(Data entries)
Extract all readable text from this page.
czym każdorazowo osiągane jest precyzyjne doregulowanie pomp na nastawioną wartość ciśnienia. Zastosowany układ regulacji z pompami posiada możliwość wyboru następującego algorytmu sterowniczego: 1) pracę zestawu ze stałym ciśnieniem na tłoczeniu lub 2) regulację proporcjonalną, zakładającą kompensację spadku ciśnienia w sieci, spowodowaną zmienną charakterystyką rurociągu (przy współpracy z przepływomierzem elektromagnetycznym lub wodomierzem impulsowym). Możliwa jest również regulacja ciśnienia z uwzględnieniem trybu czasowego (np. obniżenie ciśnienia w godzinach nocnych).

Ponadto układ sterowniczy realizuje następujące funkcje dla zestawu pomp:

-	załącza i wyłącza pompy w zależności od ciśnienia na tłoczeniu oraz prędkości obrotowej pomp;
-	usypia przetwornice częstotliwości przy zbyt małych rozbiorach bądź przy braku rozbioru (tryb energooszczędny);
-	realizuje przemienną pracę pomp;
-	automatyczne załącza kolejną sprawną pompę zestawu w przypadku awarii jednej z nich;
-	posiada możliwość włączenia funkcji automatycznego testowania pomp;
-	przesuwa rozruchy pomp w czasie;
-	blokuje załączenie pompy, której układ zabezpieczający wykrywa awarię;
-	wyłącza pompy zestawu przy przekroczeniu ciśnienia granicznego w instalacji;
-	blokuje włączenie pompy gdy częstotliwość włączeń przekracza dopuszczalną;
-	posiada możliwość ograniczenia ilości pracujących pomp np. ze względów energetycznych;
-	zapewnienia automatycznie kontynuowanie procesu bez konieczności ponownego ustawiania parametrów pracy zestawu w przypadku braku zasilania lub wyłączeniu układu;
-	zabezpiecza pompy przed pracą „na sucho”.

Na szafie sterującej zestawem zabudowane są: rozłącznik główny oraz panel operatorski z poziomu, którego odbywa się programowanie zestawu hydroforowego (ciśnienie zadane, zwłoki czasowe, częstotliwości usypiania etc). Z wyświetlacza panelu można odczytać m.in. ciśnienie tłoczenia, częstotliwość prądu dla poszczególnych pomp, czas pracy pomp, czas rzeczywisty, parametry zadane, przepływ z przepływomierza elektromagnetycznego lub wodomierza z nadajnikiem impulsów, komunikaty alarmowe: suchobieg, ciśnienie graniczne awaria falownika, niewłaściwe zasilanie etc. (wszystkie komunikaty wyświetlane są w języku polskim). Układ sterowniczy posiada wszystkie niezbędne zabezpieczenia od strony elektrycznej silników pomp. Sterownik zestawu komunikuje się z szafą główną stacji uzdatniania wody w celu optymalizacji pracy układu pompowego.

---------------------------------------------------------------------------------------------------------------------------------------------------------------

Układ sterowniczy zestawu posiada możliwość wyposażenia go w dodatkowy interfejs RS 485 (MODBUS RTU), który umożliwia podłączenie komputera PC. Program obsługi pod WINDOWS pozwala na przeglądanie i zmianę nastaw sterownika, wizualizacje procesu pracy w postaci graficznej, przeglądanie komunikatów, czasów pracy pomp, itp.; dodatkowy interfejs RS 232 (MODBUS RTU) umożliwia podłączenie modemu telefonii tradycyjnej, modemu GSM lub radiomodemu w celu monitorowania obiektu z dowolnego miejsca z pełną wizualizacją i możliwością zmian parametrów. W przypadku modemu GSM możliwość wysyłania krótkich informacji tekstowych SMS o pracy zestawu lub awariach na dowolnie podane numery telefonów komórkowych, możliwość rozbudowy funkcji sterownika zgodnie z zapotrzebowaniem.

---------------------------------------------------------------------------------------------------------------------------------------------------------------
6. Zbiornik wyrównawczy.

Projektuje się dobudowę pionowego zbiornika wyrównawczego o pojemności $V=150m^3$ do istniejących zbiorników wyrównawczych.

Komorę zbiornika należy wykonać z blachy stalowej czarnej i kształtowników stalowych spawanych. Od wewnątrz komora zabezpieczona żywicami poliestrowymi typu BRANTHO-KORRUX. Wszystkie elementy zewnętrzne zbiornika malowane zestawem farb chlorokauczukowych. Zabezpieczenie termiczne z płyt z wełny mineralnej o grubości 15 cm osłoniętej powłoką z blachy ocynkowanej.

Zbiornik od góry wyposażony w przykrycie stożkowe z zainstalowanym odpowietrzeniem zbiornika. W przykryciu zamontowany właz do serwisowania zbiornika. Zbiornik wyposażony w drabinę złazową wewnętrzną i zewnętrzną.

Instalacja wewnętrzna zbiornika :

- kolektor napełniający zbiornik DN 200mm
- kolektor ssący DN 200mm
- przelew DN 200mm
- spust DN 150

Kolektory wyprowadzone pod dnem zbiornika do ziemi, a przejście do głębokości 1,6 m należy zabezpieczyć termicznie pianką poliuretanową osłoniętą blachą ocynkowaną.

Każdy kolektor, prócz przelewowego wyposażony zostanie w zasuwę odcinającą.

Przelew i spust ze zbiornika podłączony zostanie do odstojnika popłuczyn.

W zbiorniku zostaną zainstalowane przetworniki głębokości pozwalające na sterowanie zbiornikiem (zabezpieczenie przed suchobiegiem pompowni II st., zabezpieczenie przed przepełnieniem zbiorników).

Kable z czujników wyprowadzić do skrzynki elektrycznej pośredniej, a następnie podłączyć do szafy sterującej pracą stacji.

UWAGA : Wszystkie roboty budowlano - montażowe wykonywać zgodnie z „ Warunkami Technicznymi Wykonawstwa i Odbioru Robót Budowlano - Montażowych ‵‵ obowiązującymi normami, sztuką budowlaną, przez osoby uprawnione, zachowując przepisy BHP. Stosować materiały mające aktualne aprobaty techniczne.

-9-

(What you should do) Exactly reproduce every line of the data above.

(Answer to this problem)
Extract all readable text from this page.
czym każdorazowo osiągane jest precyzyjne doregulowanie pomp na nastawioną wartość ciśnienia. Zastosowany układ regulacji z pompami posiada możliwość wyboru następującego algorytmu sterowniczego: 1) pracę zestawu ze stałym ciśnieniem na tłoczeniu lub 2) regulację proporcjonalną, zakładającą kompensację spadku ciśnienia w sieci, spowodowaną zmienną charakterystyką rurociągu (przy współpracy z przepływomierzem elektromagnetycznym lub wodomierzem impulsowym). Możliwa jest również regulacja ciśnienia z uwzględnieniem trybu czasowego (np. obniżenie ciśnienia w godzinach nocnych).

Ponadto układ sterowniczy realizuje następujące funkcje dla zestawu pomp:

-	załącza i wyłącza pompy w zależności od ciśnienia na tłoczeniu oraz prędkości obrotowej pomp;
-	usypia przetwornice częstotliwości przy zbyt małych rozbiorach bądź przy braku rozbioru (tryb energooszczędny);
-	realizuje przemienną pracę pomp;
-	automatyczne załącza kolejną sprawną pompę zestawu w przypadku awarii jednej z nich;
-	posiada możliwość włączenia funkcji automatycznego testowania pomp;
-	przesuwa rozruchy pomp w czasie;
-	blokuje załączenie pompy, której układ zabezpieczający wykrywa awarię;
-	wyłącza pompy zestawu przy przekroczeniu ciśnienia granicznego w instalacji;
-	blokuje włączenie pompy gdy częstotliwość włączeń przekracza dopuszczalną;
-	posiada możliwość ograniczenia ilości pracujących pomp np. ze względów energetycznych;
-	zapewnienia automatycznie kontynuowanie procesu bez konieczności ponownego ustawiania parametrów pracy zestawu w przypadku braku zasilania lub wyłączeniu układu;
-	zabezpiecza pompy przed pracą „na sucho”.

Na szafie sterującej zestawem zabudowane są: rozłącznik główny oraz panel operatorski z poziomu, którego odbywa się programowanie zestawu hydroforowego (ciśnienie zadane, zwłoki czasowe, częstotliwości usypiania etc). Z wyświetlacza panelu można odczytać m.in. ciśnienie tłoczenia, częstotliwość prądu dla poszczególnych pomp, czas pracy pomp, czas rzeczywisty, parametry zadane, przepływ z przepływomierza elektromagnetycznego lub wodomierza z nadajnikiem impulsów, komunikaty alarmowe: suchobieg, ciśnienie graniczne awaria falownika, niewłaściwe zasilanie etc. (wszystkie komunikaty wyświetlane są w języku polskim). Układ sterowniczy posiada wszystkie niezbędne zabezpieczenia od strony elektrycznej silników pomp. Sterownik zestawu komunikuje się z szafą główną stacji uzdatniania wody w celu optymalizacji pracy układu pompowego.

---------------------------------------------------------------------------------------------------------------------------------------------------------------

Układ sterowniczy zestawu posiada możliwość wyposażenia go w dodatkowy interfejs RS 485 (MODBUS RTU), który umożliwia podłączenie komputera PC. Program obsługi pod WINDOWS pozwala na przeglądanie i zmianę nastaw sterownika, wizualizacje procesu pracy w postaci graficznej, przeglądanie komunikatów, czasów pracy pomp, itp.; dodatkowy interfejs RS 232 (MODBUS RTU) umożliwia podłączenie modemu telefonii tradycyjnej, modemu GSM lub radiomodemu w celu monitorowania obiektu z dowolnego miejsca z pełną wizualizacją i możliwością zmian parametrów. W przypadku modemu GSM możliwość wysyłania krótkich informacji tekstowych SMS o pracy zestawu lub awariach na dowolnie podane numery telefonów komórkowych, możliwość rozbudowy funkcji sterownika zgodnie z zapotrzebowaniem.

---------------------------------------------------------------------------------------------------------------------------------------------------------------
6. Zbiornik wyrównawczy.

Projektuje się dobudowę pionowego zbiornika wyrównawczego o pojemności $V=150m^3$ do istniejących zbiorników wyrównawczych.

Komorę zbiornika należy wykonać z blachy stalowej czarnej i kształtowników stalowych spawanych. Od wewnątrz komora zabezpieczona żywicami poliestrowymi typu BRANTHO-KORRUX. Wszystkie elementy zewnętrzne zbiornika malowane zestawem farb chlorokauczukowych. Zabezpieczenie termiczne z płyt z wełny mineralnej o grubości 15 cm osłoniętej powłoką z blachy ocynkowanej.

Zbiornik od góry wyposażony w przykrycie stożkowe z zainstalowanym odpowietrzeniem zbiornika. W przykryciu zamontowany właz do serwisowania zbiornika. Zbiornik wyposażony w drabinę złazową wewnętrzną i zewnętrzną.

Instalacja wewnętrzna zbiornika :

- kolektor napełniający zbiornik DN 200mm
- kolektor ssący DN 200mm
- przelew DN 200mm
- spust DN 150

Kolektory wyprowadzone pod dnem zbiornika do ziemi, a przejście do głębokości 1,6 m należy zabezpieczyć termicznie pianką poliuretanową osłoniętą blachą ocynkowaną.

Każdy kolektor, prócz przelewowego wyposażony zostanie w zasuwę odcinającą.

Przelew i spust ze zbiornika podłączony zostanie do odstojnika popłuczyn.

W zbiorniku zostaną zainstalowane przetworniki głębokości pozwalające na sterowanie zbiornikiem (zabezpieczenie przed suchobiegiem pompowni II st., zabezpieczenie przed przepełnieniem zbiorników).

Kable z czujników wyprowadzić do skrzynki elektrycznej pośredniej, a następnie podłączyć do szafy sterującej pracą stacji.

UWAGA : Wszystkie roboty budowlano - montażowe wykonywać zgodnie z „ Warunkami Technicznymi Wykonawstwa i Odbioru Robót Budowlano - Montażowych ‵‵ obowiązującymi normami, sztuką budowlaną, przez osoby uprawnione, zachowując przepisy BHP. Stosować materiały mające aktualne aprobaty techniczne.

-9-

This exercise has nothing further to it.